→ **Data records**:

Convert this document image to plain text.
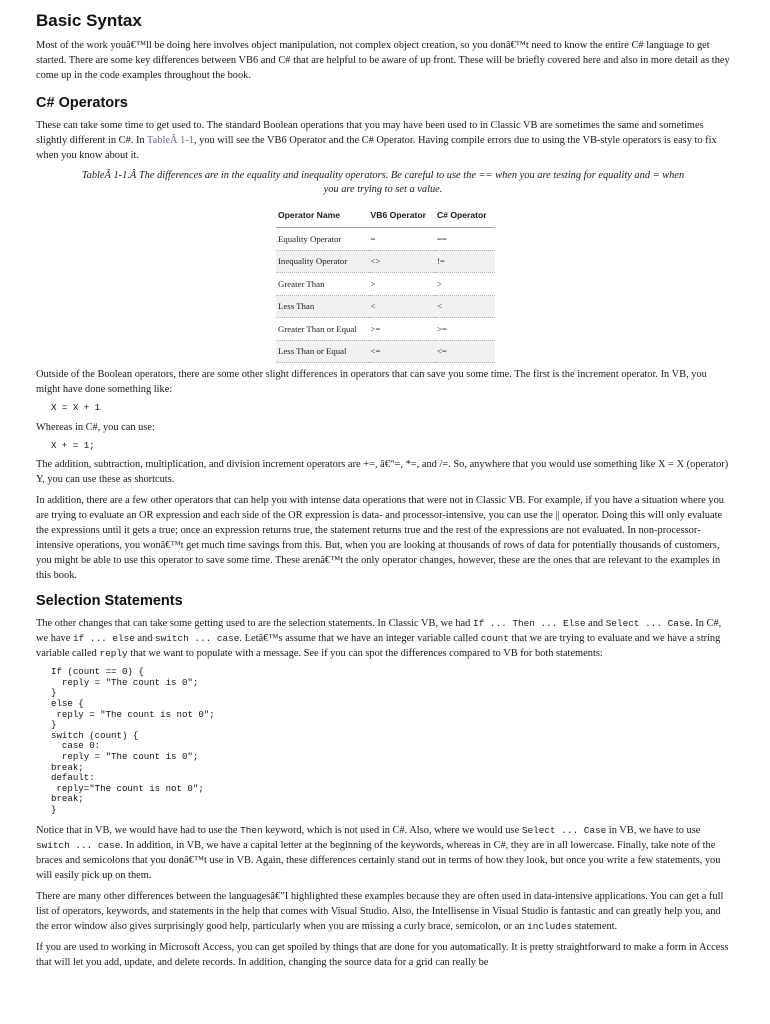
Basic Syntax

Most of the work youâ€™ll be doing here involves object manipulation, not complex object creation, so you donâ€™t need to know the entire C# language to get started. There are some key differences between VB6 and C# that are helpful to be aware of up front. These will be briefly covered here and also in more detail as they come up in the code examples throughout the book.

C# Operators

These can take some time to get used to. The standard Boolean operations that you may have been used to in Classic VB are sometimes the same and sometimes slightly different in C#. In TableÂ 1-1, you will see the VB6 Operator and the C# Operator. Having compile errors due to using the VB-style operators is easy to fix when you know about it.

TableÂ 1-1.Â The differences are in the equality and inequality operators. Be careful to use the == when you are testing for equality and = when you are trying to set a value.
Operator Name	VB6 Operator	C# Operator
Equality Operator	=	==
Inequality Operator	<>	!=
Greater Than	>	>
Less Than	<	<
Greater Than or Equal	>=	>=
Less Than or Equal	<=	<=

Outside of the Boolean operators, there are some other slight differences in operators that can save you some time. The first is the increment operator. In VB, you might have done something like:

X = X + 1

Whereas in C#, you can use:

X + = 1;

The addition, subtraction, multiplication, and division increment operators are +=, â€“=, *=, and /=. So, anywhere that you would use something like X = X (operator) Y, you can use these as shortcuts.

In addition, there are a few other operators that can help you with intense data operations that were not in Classic VB. For example, if you have a situation where you are trying to evaluate an OR expression and each side of the OR expression is data- and processor-intensive, you can use the || operator. Doing this will only evaluate the expressions until it gets a true; once an expression returns true, the statement returns true and the rest of the expressions are not evaluated. In non-processor-intensive operations, you wonâ€™t get much time savings from this. But, when you are looking at thousands of rows of data for potentially thousands of customers, you might be able to use this operator to save some time. These arenâ€™t the only operator changes, however, these are the ones that are relevant to the examples in this book.

Selection Statements

The other changes that can take some getting used to are the selection statements. In Classic VB, we had If ... Then ... Else and Select ... Case. In C#, we have if ... else and switch ... case. Letâ€™s assume that we have an integer variable called count that we are trying to evaluate and we have a string variable called reply that we want to populate with a message. See if you can spot the differences compared to VB for both statements:

If (count == 0) {
reply = "The count is 0";
}
else {
reply = "The count is not 0";
}
switch (count) {
case 0:
reply = "The count is 0";
break;
default:
reply="The count is not 0";
break;
}

Notice that in VB, we would have had to use the Then keyword, which is not used in C#. Also, where we would use Select ... Case in VB, we have to use switch ... case. In addition, in VB, we have a capital letter at the beginning of the keywords, whereas in C#, they are in all lowercase. Finally, take note of the braces and semicolons that you donâ€™t use in VB. Again, these differences certainly stand out in terms of how they look, but once you write a few statements, you will easily pick up on them.

There are many other differences between the languagesâ€”I highlighted these examples because they are often used in data-intensive applications. You can get a full list of operators, keywords, and statements in the help that comes with Visual Studio. Also, the Intellisense in Visual Studio is fantastic and can greatly help you, and the error window also gives surprisingly good help, particularly when you are missing a curly brace, semicolon, or an includes statement.

If you are used to working in Microsoft Access, you can get spoiled by things that are done for you automatically. It is pretty straightforward to make a form in Access that will let you add, update, and delete records. In addition, changing the source data for a grid can really be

→ **Your task**: Check each line above for the string "donâ", then copy the ones that have it.

→ **Exercise solution**:
Most of the work youâ€™ll be doing here involves object manipulation, not complex object creation, so you donâ€™t need to know the entire C# language to get started. There are some key differences between VB6 and C# that are helpful to be aware of up front. These will be briefly covered here and also in more detail as they come up in the code examples throughout the book.
Notice that in VB, we would have had to use the Then keyword, which is not used in C#. Also, where we would use Select ... Case in VB, we have to use switch ... case. In addition, in VB, we have a capital letter at the beginning of the keywords, whereas in C#, they are in all lowercase. Finally, take note of the braces and semicolons that you donâ€™t use in VB. Again, these differences certainly stand out in terms of how they look, but once you write a few statements, you will easily pick up on them.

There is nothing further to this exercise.